» Instructions to follow
In the entries below, change every "bin-tilde" to "bin-separator" and leave all other text unchanged.
-- start of Extracted entries --
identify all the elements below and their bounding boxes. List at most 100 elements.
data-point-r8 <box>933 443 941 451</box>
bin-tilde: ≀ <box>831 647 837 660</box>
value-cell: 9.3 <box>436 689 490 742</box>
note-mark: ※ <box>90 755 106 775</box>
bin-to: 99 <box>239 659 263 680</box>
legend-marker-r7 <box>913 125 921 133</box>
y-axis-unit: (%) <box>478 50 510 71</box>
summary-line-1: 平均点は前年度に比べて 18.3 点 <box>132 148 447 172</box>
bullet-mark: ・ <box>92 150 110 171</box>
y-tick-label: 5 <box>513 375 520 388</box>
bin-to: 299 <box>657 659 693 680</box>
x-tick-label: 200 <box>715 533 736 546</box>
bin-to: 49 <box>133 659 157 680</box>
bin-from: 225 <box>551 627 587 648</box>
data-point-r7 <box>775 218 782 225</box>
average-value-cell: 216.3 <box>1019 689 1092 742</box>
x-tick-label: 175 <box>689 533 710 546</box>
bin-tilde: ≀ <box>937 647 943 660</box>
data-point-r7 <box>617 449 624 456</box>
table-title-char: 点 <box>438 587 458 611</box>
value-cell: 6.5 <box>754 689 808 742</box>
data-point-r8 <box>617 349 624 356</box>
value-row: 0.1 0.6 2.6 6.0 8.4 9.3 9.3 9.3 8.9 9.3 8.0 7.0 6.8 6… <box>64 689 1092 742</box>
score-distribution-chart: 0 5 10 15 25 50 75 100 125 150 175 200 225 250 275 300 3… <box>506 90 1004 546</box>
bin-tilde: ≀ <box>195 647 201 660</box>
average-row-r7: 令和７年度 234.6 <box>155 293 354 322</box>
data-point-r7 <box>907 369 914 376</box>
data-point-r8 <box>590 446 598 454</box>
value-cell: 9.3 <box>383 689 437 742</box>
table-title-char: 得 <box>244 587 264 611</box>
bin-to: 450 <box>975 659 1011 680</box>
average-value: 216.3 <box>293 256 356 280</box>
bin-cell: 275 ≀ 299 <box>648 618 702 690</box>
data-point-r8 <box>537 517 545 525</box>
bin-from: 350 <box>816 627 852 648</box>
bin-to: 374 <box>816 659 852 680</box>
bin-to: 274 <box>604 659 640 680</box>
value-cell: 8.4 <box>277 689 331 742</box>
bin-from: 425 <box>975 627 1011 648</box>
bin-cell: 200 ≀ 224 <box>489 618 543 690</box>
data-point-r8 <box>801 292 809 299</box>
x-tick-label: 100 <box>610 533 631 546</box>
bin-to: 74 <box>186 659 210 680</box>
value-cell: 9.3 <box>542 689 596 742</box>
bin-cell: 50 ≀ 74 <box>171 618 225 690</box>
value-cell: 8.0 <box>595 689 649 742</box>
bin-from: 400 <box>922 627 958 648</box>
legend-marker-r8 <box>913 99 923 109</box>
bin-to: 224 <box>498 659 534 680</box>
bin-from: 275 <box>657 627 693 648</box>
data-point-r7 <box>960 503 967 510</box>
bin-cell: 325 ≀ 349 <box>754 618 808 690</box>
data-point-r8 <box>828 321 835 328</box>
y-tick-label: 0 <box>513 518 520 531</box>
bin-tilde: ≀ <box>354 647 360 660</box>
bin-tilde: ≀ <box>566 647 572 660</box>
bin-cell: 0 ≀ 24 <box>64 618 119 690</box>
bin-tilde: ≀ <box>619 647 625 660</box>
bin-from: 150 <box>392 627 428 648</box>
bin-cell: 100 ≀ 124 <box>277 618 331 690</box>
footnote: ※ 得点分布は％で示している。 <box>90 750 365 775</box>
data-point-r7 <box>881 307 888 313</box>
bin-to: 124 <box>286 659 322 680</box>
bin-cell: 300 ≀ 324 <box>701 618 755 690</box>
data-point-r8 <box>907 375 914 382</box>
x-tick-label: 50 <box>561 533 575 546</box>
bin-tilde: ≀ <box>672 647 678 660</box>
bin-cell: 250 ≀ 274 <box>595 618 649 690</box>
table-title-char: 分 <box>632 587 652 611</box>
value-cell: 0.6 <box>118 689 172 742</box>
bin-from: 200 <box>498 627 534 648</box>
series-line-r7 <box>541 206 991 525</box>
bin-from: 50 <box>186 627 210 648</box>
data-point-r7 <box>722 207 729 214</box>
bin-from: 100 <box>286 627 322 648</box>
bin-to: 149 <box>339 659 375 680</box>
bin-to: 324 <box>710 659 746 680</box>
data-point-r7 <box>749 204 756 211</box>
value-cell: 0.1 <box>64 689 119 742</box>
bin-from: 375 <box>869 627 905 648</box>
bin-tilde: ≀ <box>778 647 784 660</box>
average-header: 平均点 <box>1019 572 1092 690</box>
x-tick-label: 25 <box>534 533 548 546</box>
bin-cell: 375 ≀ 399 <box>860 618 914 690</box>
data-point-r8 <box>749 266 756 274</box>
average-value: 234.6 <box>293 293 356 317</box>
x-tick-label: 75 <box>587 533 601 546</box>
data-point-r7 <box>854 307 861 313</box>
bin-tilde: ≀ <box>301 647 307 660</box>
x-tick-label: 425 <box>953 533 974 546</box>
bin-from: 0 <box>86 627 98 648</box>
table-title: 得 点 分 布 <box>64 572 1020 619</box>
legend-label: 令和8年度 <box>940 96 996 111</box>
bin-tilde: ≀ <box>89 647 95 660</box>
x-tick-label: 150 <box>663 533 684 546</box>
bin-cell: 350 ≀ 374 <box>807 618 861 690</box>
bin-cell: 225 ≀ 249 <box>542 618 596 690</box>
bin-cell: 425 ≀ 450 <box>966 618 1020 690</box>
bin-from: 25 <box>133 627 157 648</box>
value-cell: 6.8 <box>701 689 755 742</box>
-- end of Extracted entries --
» Task response
identify all the elements below and their bounding boxes. List at most 100 elements.
data-point-r8 <box>933 443 941 451</box>
bin-separator: ≀ <box>831 647 837 660</box>
value-cell: 9.3 <box>436 689 490 742</box>
note-mark: ※ <box>90 755 106 775</box>
bin-to: 99 <box>239 659 263 680</box>
legend-marker-r7 <box>913 125 921 133</box>
y-axis-unit: (%) <box>478 50 510 71</box>
summary-line-1: 平均点は前年度に比べて 18.3 点 <box>132 148 447 172</box>
bullet-mark: ・ <box>92 150 110 171</box>
y-tick-label: 5 <box>513 375 520 388</box>
bin-to: 299 <box>657 659 693 680</box>
x-tick-label: 200 <box>715 533 736 546</box>
bin-to: 49 <box>133 659 157 680</box>
bin-from: 225 <box>551 627 587 648</box>
data-point-r7 <box>775 218 782 225</box>
average-value-cell: 216.3 <box>1019 689 1092 742</box>
x-tick-label: 175 <box>689 533 710 546</box>
bin-separator: ≀ <box>937 647 943 660</box>
data-point-r7 <box>617 449 624 456</box>
table-title-char: 点 <box>438 587 458 611</box>
value-cell: 6.5 <box>754 689 808 742</box>
data-point-r8 <box>617 349 624 356</box>
value-row: 0.1 0.6 2.6 6.0 8.4 9.3 9.3 9.3 8.9 9.3 8.0 7.0 6.8 6… <box>64 689 1092 742</box>
score-distribution-chart: 0 5 10 15 25 50 75 100 125 150 175 200 225 250 275 300 3… <box>506 90 1004 546</box>
bin-separator: ≀ <box>195 647 201 660</box>
average-row-r7: 令和７年度 234.6 <box>155 293 354 322</box>
data-point-r7 <box>907 369 914 376</box>
data-point-r8 <box>590 446 598 454</box>
value-cell: 9.3 <box>383 689 437 742</box>
table-title-char: 得 <box>244 587 264 611</box>
bin-to: 450 <box>975 659 1011 680</box>
average-value: 216.3 <box>293 256 356 280</box>
bin-cell: 275 ≀ 299 <box>648 618 702 690</box>
data-point-r8 <box>537 517 545 525</box>
bin-from: 350 <box>816 627 852 648</box>
bin-to: 374 <box>816 659 852 680</box>
bin-to: 274 <box>604 659 640 680</box>
value-cell: 8.4 <box>277 689 331 742</box>
bin-from: 425 <box>975 627 1011 648</box>
bin-cell: 200 ≀ 224 <box>489 618 543 690</box>
data-point-r8 <box>801 292 809 299</box>
x-tick-label: 100 <box>610 533 631 546</box>
bin-to: 74 <box>186 659 210 680</box>
value-cell: 9.3 <box>542 689 596 742</box>
bin-cell: 50 ≀ 74 <box>171 618 225 690</box>
value-cell: 8.0 <box>595 689 649 742</box>
bin-from: 400 <box>922 627 958 648</box>
legend-marker-r8 <box>913 99 923 109</box>
bin-to: 224 <box>498 659 534 680</box>
bin-from: 275 <box>657 627 693 648</box>
data-point-r7 <box>960 503 967 510</box>
bin-cell: 325 ≀ 349 <box>754 618 808 690</box>
data-point-r8 <box>828 321 835 328</box>
y-tick-label: 0 <box>513 518 520 531</box>
bin-separator: ≀ <box>354 647 360 660</box>
bin-separator: ≀ <box>566 647 572 660</box>
bin-cell: 0 ≀ 24 <box>64 618 119 690</box>
bin-separator: ≀ <box>619 647 625 660</box>
bin-from: 150 <box>392 627 428 648</box>
bin-cell: 100 ≀ 124 <box>277 618 331 690</box>
footnote: ※ 得点分布は％で示している。 <box>90 750 365 775</box>
data-point-r7 <box>881 307 888 313</box>
bin-to: 124 <box>286 659 322 680</box>
bin-cell: 300 ≀ 324 <box>701 618 755 690</box>
data-point-r8 <box>907 375 914 382</box>
x-tick-label: 50 <box>561 533 575 546</box>
bin-separator: ≀ <box>672 647 678 660</box>
bin-cell: 250 ≀ 274 <box>595 618 649 690</box>
table-title-char: 分 <box>632 587 652 611</box>
value-cell: 0.6 <box>118 689 172 742</box>
bin-from: 200 <box>498 627 534 648</box>
series-line-r7 <box>541 206 991 525</box>
bin-from: 50 <box>186 627 210 648</box>
data-point-r7 <box>722 207 729 214</box>
bin-from: 100 <box>286 627 322 648</box>
bin-to: 149 <box>339 659 375 680</box>
bin-to: 324 <box>710 659 746 680</box>
data-point-r7 <box>749 204 756 211</box>
value-cell: 0.1 <box>64 689 119 742</box>
bin-from: 375 <box>869 627 905 648</box>
bin-separator: ≀ <box>778 647 784 660</box>
average-header: 平均点 <box>1019 572 1092 690</box>
x-tick-label: 25 <box>534 533 548 546</box>
bin-cell: 375 ≀ 399 <box>860 618 914 690</box>
data-point-r8 <box>749 266 756 274</box>
average-value: 234.6 <box>293 293 356 317</box>
x-tick-label: 75 <box>587 533 601 546</box>
data-point-r7 <box>854 307 861 313</box>
bin-separator: ≀ <box>301 647 307 660</box>
x-tick-label: 425 <box>953 533 974 546</box>
bin-from: 0 <box>86 627 98 648</box>
table-title: 得 点 分 布 <box>64 572 1020 619</box>
legend-label: 令和8年度 <box>940 96 996 111</box>
bin-separator: ≀ <box>89 647 95 660</box>
x-tick-label: 150 <box>663 533 684 546</box>
bin-cell: 350 ≀ 374 <box>807 618 861 690</box>
bin-cell: 225 ≀ 249 <box>542 618 596 690</box>
bin-cell: 425 ≀ 450 <box>966 618 1020 690</box>
bin-from: 25 <box>133 627 157 648</box>
value-cell: 6.8 <box>701 689 755 742</box>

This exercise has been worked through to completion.